**PROBLEM DESCRIPTION**. Search the material for the string "elements" and copy each line where it occurs.

**Records excerpted from a collection**.
====

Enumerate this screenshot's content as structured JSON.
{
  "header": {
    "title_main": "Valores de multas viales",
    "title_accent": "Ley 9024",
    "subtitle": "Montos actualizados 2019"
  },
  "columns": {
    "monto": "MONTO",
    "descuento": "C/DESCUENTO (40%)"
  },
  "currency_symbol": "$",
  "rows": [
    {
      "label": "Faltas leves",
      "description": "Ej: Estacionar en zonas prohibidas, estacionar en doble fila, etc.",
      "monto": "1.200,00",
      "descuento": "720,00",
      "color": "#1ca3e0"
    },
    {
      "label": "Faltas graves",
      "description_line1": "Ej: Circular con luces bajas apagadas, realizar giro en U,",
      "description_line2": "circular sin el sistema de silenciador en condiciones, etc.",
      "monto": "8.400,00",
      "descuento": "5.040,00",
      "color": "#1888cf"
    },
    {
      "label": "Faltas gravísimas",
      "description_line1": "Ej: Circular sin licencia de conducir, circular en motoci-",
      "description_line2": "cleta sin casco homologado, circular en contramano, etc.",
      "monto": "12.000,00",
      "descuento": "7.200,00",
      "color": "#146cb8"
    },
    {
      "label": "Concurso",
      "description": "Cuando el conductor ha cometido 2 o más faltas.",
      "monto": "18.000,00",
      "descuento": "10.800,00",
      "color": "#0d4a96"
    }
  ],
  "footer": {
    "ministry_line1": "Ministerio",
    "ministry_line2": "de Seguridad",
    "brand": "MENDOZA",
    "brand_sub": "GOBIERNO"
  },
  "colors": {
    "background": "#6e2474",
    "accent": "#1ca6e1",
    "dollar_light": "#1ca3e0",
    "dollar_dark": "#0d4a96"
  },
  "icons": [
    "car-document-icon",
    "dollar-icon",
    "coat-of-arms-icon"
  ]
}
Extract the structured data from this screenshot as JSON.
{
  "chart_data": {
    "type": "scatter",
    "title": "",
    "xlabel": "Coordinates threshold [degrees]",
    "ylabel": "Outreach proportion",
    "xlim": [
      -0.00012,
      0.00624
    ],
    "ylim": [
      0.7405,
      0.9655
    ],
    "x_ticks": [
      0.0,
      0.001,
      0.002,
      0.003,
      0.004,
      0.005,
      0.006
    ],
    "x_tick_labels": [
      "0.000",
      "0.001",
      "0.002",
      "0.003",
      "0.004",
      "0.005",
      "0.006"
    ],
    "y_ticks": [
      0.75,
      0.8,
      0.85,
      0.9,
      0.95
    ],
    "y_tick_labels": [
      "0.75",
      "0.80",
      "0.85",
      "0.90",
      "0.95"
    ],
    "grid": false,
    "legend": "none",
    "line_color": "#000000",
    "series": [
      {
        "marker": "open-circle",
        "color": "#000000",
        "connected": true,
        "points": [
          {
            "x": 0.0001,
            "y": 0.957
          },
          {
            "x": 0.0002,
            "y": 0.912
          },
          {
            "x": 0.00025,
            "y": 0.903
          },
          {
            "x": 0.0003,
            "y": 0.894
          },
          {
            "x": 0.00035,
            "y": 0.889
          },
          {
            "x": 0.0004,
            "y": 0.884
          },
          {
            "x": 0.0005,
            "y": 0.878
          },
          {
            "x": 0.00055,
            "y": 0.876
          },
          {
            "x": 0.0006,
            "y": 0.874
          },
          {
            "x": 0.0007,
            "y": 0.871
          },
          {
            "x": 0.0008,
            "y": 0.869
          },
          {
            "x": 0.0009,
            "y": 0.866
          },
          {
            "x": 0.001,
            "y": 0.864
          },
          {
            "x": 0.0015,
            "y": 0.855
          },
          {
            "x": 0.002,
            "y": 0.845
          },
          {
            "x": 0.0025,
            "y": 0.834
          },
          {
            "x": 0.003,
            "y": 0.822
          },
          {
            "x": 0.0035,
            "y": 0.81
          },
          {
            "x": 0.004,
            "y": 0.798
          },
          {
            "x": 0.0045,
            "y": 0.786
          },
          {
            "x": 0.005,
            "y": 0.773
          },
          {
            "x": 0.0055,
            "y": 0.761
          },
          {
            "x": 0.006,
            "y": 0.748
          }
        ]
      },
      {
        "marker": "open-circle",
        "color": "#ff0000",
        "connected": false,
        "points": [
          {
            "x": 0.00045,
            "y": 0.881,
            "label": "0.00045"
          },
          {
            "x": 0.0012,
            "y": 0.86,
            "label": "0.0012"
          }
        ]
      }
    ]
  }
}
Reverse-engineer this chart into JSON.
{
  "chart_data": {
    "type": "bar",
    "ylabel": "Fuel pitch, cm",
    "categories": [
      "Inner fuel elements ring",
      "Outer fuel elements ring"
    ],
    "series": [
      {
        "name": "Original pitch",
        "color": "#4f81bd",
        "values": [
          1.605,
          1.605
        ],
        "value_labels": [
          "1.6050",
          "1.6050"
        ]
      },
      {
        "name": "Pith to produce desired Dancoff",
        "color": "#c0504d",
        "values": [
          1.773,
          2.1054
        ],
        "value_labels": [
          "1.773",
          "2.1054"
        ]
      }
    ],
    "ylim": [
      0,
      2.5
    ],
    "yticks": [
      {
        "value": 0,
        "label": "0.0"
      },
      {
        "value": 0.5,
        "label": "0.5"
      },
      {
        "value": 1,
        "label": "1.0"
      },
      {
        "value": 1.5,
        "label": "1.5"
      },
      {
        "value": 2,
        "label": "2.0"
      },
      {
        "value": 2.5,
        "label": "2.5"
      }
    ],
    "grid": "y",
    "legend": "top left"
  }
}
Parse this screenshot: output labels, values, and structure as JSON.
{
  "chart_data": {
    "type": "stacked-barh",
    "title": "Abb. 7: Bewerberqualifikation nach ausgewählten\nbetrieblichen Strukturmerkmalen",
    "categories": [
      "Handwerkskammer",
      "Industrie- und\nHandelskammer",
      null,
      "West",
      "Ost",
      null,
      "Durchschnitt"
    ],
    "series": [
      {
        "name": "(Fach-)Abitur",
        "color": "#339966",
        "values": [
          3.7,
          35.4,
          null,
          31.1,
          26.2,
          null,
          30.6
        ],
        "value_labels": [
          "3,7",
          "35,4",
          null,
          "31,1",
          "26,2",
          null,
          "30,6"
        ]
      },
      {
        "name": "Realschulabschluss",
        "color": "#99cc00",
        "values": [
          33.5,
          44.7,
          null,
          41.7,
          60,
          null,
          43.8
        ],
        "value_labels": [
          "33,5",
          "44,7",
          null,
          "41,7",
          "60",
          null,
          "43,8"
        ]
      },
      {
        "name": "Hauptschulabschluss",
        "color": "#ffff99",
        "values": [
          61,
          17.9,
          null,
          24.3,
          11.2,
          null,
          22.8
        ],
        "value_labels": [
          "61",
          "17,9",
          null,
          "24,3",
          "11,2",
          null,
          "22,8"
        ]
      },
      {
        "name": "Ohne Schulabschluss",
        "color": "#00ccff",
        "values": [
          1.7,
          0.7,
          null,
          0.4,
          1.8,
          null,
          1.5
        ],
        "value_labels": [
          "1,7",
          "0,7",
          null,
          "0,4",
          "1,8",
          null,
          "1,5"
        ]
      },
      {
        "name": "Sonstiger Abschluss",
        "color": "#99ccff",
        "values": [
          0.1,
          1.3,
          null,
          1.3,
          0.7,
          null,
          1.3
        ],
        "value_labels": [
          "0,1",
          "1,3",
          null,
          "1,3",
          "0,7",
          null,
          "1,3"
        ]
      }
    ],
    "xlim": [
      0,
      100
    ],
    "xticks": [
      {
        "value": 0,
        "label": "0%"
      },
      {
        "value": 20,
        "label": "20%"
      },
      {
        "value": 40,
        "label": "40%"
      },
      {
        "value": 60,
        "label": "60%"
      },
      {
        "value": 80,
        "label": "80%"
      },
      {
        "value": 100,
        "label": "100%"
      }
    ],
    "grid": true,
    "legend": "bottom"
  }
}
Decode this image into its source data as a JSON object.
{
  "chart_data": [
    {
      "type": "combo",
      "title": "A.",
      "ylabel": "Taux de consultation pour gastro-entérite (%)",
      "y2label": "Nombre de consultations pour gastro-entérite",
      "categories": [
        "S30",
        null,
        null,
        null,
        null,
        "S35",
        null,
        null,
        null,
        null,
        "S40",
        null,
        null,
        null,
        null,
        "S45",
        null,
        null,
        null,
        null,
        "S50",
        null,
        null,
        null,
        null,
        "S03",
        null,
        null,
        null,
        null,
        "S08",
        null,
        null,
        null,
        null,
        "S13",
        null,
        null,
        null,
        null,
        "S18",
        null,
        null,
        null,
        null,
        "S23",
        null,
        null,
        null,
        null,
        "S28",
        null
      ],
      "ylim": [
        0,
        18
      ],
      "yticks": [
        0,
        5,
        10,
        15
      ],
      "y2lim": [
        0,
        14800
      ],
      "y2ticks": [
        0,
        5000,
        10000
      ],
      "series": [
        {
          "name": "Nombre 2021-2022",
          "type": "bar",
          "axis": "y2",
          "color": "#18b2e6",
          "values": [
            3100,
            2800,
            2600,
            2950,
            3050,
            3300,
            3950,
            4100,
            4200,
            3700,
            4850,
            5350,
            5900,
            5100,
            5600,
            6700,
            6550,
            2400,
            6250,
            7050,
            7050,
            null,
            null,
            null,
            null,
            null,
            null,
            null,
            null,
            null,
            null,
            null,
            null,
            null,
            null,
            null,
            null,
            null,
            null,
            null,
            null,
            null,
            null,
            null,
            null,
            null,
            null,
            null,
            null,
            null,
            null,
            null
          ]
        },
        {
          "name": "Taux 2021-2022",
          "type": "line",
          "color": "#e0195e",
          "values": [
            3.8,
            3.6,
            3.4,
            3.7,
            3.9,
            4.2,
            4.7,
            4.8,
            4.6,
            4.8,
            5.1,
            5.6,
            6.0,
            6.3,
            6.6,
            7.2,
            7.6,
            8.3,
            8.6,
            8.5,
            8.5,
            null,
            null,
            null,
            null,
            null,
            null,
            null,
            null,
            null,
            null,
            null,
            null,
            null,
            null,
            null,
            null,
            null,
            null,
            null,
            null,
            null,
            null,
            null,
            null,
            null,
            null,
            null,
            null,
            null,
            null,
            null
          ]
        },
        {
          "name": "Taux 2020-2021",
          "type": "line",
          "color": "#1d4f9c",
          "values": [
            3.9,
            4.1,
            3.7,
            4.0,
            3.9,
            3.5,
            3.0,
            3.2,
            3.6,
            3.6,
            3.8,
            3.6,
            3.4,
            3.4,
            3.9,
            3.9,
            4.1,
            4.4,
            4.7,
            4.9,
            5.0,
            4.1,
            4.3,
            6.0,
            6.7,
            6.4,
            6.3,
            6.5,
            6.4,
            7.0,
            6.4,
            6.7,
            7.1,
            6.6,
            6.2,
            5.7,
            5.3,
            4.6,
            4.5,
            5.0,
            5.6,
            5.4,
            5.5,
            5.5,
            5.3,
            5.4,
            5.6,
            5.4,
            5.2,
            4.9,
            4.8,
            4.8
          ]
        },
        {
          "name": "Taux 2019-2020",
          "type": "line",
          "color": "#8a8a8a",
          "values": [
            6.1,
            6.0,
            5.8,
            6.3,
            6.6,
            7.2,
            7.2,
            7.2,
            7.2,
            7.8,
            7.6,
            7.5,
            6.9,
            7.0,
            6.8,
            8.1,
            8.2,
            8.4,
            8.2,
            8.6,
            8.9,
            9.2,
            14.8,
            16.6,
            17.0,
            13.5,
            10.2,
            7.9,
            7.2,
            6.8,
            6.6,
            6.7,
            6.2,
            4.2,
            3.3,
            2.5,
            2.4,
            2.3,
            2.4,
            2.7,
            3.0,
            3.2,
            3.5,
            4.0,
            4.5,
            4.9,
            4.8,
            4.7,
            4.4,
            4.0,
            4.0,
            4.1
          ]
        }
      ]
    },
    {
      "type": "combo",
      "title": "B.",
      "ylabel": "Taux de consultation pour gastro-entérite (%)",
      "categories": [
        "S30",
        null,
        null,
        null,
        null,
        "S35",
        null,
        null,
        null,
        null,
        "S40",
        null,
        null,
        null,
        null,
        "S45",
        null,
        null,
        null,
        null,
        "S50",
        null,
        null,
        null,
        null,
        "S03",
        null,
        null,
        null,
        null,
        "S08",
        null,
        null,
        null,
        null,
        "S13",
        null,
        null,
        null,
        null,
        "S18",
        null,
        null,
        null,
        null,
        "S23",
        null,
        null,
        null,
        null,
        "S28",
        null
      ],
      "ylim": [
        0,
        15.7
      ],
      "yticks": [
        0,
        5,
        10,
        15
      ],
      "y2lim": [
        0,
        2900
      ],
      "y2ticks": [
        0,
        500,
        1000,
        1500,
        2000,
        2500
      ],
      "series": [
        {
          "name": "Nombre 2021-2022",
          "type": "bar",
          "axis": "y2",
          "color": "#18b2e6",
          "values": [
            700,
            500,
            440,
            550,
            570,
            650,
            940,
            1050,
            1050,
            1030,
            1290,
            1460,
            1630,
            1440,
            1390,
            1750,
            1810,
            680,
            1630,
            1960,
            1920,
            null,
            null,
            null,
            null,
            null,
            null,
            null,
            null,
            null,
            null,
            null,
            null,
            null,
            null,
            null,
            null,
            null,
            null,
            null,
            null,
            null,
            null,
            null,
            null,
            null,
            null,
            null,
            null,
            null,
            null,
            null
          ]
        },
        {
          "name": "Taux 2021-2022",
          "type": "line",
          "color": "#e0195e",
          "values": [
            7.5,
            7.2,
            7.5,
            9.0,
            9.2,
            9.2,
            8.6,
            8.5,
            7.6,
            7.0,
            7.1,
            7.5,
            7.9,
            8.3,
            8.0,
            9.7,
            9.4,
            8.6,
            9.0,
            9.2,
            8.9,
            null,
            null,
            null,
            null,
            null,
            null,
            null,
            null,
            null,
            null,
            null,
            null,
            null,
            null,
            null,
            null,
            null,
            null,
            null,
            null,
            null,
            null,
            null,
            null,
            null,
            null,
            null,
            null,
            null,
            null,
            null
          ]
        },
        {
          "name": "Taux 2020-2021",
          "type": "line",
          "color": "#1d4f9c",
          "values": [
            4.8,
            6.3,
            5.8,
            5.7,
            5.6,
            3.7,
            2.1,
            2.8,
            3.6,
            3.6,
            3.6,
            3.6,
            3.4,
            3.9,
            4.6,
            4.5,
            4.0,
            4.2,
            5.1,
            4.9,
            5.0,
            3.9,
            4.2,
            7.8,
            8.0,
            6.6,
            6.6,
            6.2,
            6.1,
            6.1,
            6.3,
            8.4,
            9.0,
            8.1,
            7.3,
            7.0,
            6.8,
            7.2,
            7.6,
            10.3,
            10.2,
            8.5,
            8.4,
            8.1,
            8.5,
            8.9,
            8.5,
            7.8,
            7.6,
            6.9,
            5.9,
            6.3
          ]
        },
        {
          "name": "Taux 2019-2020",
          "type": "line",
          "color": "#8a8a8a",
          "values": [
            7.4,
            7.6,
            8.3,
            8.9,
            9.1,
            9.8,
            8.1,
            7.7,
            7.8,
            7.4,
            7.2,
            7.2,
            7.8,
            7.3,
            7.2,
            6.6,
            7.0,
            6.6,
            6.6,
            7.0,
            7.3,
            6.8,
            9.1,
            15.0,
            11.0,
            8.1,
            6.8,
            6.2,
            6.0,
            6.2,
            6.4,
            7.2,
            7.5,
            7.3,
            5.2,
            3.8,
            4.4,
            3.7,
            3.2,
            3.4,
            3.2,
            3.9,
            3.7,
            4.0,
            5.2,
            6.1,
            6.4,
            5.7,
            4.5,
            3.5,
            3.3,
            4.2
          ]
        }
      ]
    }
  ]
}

====

**ANSWER TO THE EXERCISE**.
      "Inner fuel elements ring",
      "Outer fuel elements ring"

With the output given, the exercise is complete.